■ **Required task**: Set the listing down unchanged, minus every embedded image.

■ **Material to process**:
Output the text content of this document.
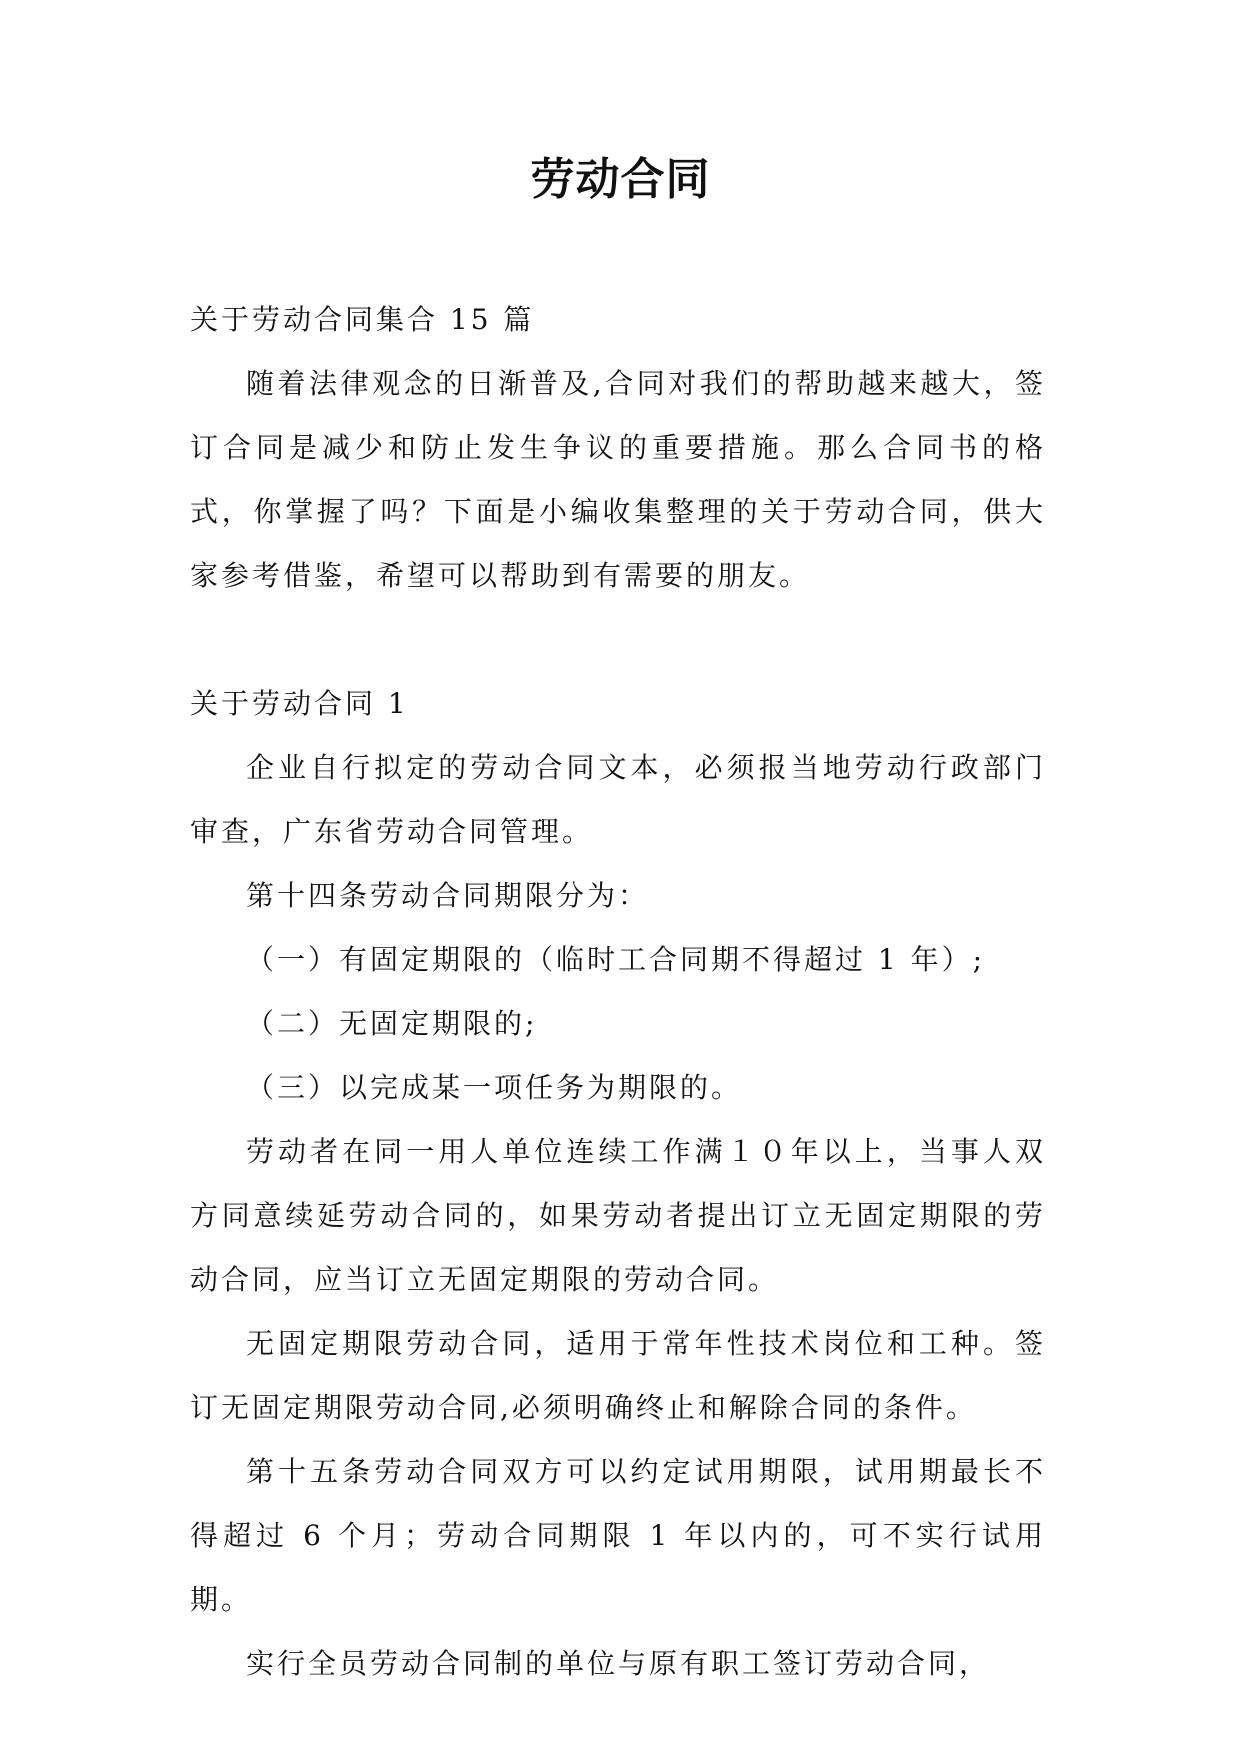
劳动合同

关于劳动合同集合 15 篇

随着法律观念的日渐普及,合同对我们的帮助越来越大，签订合同是减少和防止发生争议的重要措施。那么合同书的格式，你掌握了吗？下面是小编收集整理的关于劳动合同，供大家参考借鉴，希望可以帮助到有需要的朋友。

关于劳动合同 1

企业自行拟定的劳动合同文本，必须报当地劳动行政部门审查，广东省劳动合同管理。

第十四条劳动合同期限分为：

（一）有固定期限的（临时工合同期不得超过 1 年）;

（二）无固定期限的;

（三）以完成某一项任务为期限的。

劳动者在同一用人单位连续工作满１０年以上，当事人双方同意续延劳动合同的，如果劳动者提出订立无固定期限的劳动合同，应当订立无固定期限的劳动合同。

无固定期限劳动合同，适用于常年性技术岗位和工种。签订无固定期限劳动合同,必须明确终止和解除合同的条件。

第十五条劳动合同双方可以约定试用期限，试用期最长不得超过 6 个月；劳动合同期限 1 年以内的，可不实行试用期。

实行全员劳动合同制的单位与原有职工签订劳动合同，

■ **Problem solution**:
Output the text content of this document.
劳动合同

关于劳动合同集合 15 篇

随着法律观念的日渐普及,合同对我们的帮助越来越大，签订合同是减少和防止发生争议的重要措施。那么合同书的格式，你掌握了吗？下面是小编收集整理的关于劳动合同，供大家参考借鉴，希望可以帮助到有需要的朋友。

关于劳动合同 1

企业自行拟定的劳动合同文本，必须报当地劳动行政部门审查，广东省劳动合同管理。

第十四条劳动合同期限分为：

（一）有固定期限的（临时工合同期不得超过 1 年）;

（二）无固定期限的;

（三）以完成某一项任务为期限的。

劳动者在同一用人单位连续工作满１０年以上，当事人双方同意续延劳动合同的，如果劳动者提出订立无固定期限的劳动合同，应当订立无固定期限的劳动合同。

无固定期限劳动合同，适用于常年性技术岗位和工种。签订无固定期限劳动合同,必须明确终止和解除合同的条件。

第十五条劳动合同双方可以约定试用期限，试用期最长不得超过 6 个月；劳动合同期限 1 年以内的，可不实行试用期。

实行全员劳动合同制的单位与原有职工签订劳动合同，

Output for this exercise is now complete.